— TASK DESCRIPTION —
Copy the listing below line for line, with every character unchanged.

::: RECORDED DATA :::

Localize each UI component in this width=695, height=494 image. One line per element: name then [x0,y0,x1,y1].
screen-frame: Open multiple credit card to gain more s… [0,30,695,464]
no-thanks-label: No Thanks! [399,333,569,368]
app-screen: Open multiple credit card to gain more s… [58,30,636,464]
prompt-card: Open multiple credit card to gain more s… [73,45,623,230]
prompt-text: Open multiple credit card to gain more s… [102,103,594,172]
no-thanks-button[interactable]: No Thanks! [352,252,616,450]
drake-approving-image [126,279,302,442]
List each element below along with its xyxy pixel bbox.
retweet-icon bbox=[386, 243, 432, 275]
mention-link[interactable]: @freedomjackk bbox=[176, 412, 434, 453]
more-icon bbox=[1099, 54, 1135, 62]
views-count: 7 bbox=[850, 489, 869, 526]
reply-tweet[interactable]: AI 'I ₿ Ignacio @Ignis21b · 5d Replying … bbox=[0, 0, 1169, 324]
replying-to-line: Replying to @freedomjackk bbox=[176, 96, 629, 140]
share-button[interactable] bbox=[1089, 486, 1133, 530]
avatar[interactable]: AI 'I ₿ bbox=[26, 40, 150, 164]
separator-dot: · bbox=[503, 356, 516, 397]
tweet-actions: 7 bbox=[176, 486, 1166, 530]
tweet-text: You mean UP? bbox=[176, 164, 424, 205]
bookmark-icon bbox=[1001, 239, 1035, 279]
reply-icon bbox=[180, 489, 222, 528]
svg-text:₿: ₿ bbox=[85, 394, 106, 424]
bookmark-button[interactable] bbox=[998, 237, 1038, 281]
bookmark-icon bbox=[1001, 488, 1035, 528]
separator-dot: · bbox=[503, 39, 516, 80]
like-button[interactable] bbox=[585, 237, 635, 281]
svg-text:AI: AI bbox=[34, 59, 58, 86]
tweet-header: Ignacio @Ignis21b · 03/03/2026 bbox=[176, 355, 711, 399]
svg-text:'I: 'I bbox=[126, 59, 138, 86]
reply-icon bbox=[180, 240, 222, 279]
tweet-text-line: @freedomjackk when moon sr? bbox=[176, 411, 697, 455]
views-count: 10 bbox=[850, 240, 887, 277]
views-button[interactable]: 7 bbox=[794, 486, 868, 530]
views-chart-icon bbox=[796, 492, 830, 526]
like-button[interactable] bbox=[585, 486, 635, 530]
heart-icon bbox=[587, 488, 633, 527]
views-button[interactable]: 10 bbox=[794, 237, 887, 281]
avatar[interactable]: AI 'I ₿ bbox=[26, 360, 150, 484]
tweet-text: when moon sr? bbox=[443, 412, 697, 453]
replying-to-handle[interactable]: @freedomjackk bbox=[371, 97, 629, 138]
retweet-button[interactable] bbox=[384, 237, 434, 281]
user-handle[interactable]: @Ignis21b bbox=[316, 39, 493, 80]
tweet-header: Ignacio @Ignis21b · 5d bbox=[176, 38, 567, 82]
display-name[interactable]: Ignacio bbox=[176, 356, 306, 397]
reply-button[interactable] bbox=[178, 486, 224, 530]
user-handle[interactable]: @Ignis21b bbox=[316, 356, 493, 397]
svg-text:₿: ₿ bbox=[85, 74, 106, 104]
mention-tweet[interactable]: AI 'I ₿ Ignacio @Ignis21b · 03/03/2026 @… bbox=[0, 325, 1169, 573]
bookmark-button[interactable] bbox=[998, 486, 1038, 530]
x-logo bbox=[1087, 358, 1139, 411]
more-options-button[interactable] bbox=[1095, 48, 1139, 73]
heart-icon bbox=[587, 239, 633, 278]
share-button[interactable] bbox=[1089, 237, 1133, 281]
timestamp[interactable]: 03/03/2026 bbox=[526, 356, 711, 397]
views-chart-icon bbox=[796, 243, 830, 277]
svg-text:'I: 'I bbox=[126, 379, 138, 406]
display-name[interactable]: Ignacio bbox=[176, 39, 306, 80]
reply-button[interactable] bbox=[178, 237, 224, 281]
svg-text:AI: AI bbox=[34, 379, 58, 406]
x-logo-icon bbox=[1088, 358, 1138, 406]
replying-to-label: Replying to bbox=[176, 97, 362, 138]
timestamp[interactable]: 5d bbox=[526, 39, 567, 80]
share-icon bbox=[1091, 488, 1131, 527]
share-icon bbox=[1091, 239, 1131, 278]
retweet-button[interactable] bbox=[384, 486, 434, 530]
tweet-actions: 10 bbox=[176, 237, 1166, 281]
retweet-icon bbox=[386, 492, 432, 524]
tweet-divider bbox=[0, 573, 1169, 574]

:::

— RESPONSE FOR THIS EXERCISE —
Localize each UI component in this width=695, height=494 image. One line per element: name then [x0,y0,x1,y1].
screen-frame: Open multiple credit card to gain more s… [0,30,695,464]
no-thanks-label: No Thanks! [399,333,569,368]
app-screen: Open multiple credit card to gain more s… [58,30,636,464]
prompt-card: Open multiple credit card to gain more s… [73,45,623,230]
prompt-text: Open multiple credit card to gain more s… [102,103,594,172]
no-thanks-button[interactable]: No Thanks! [352,252,616,450]
drake-approving-image [126,279,302,442]
List each element below along with its xyxy pixel bbox.
retweet-icon bbox=[386, 243, 432, 275]
mention-link[interactable]: @freedomjackk bbox=[176, 412, 434, 453]
more-icon bbox=[1099, 54, 1135, 62]
views-count: 7 bbox=[850, 489, 869, 526]
reply-tweet[interactable]: AI 'I ₿ Ignacio @Ignis21b · 5d Replying … bbox=[0, 0, 1169, 324]
replying-to-line: Replying to @freedomjackk bbox=[176, 96, 629, 140]
share-button[interactable] bbox=[1089, 486, 1133, 530]
avatar[interactable]: AI 'I ₿ bbox=[26, 40, 150, 164]
separator-dot: · bbox=[503, 356, 516, 397]
tweet-actions: 7 bbox=[176, 486, 1166, 530]
tweet-text: You mean UP? bbox=[176, 164, 424, 205]
bookmark-icon bbox=[1001, 239, 1035, 279]
reply-icon bbox=[180, 489, 222, 528]
svg-text:₿: ₿ bbox=[85, 394, 106, 424]
bookmark-button[interactable] bbox=[998, 237, 1038, 281]
bookmark-icon bbox=[1001, 488, 1035, 528]
separator-dot: · bbox=[503, 39, 516, 80]
like-button[interactable] bbox=[585, 237, 635, 281]
svg-text:AI: AI bbox=[34, 59, 58, 86]
tweet-header: Ignacio @Ignis21b · 03/03/2026 bbox=[176, 355, 711, 399]
svg-text:'I: 'I bbox=[126, 59, 138, 86]
reply-icon bbox=[180, 240, 222, 279]
tweet-text-line: @freedomjackk when moon sr? bbox=[176, 411, 697, 455]
views-count: 10 bbox=[850, 240, 887, 277]
views-button[interactable]: 7 bbox=[794, 486, 868, 530]
views-chart-icon bbox=[796, 492, 830, 526]
like-button[interactable] bbox=[585, 486, 635, 530]
heart-icon bbox=[587, 488, 633, 527]
views-button[interactable]: 10 bbox=[794, 237, 887, 281]
avatar[interactable]: AI 'I ₿ bbox=[26, 360, 150, 484]
tweet-text: when moon sr? bbox=[443, 412, 697, 453]
replying-to-handle[interactable]: @freedomjackk bbox=[371, 97, 629, 138]
retweet-button[interactable] bbox=[384, 237, 434, 281]
user-handle[interactable]: @Ignis21b bbox=[316, 39, 493, 80]
tweet-header: Ignacio @Ignis21b · 5d bbox=[176, 38, 567, 82]
display-name[interactable]: Ignacio bbox=[176, 356, 306, 397]
reply-button[interactable] bbox=[178, 486, 224, 530]
user-handle[interactable]: @Ignis21b bbox=[316, 356, 493, 397]
svg-text:₿: ₿ bbox=[85, 74, 106, 104]
mention-tweet[interactable]: AI 'I ₿ Ignacio @Ignis21b · 03/03/2026 @… bbox=[0, 325, 1169, 573]
bookmark-button[interactable] bbox=[998, 486, 1038, 530]
x-logo bbox=[1087, 358, 1139, 411]
more-options-button[interactable] bbox=[1095, 48, 1139, 73]
heart-icon bbox=[587, 239, 633, 278]
share-button[interactable] bbox=[1089, 237, 1133, 281]
timestamp[interactable]: 03/03/2026 bbox=[526, 356, 711, 397]
views-chart-icon bbox=[796, 243, 830, 277]
svg-text:'I: 'I bbox=[126, 379, 138, 406]
display-name[interactable]: Ignacio bbox=[176, 39, 306, 80]
reply-button[interactable] bbox=[178, 237, 224, 281]
svg-text:AI: AI bbox=[34, 379, 58, 406]
x-logo-icon bbox=[1088, 358, 1138, 406]
replying-to-label: Replying to bbox=[176, 97, 362, 138]
timestamp[interactable]: 5d bbox=[526, 39, 567, 80]
share-icon bbox=[1091, 488, 1131, 527]
share-icon bbox=[1091, 239, 1131, 278]
retweet-button[interactable] bbox=[384, 486, 434, 530]
tweet-actions: 10 bbox=[176, 237, 1166, 281]
retweet-icon bbox=[386, 492, 432, 524]
tweet-divider bbox=[0, 573, 1169, 574]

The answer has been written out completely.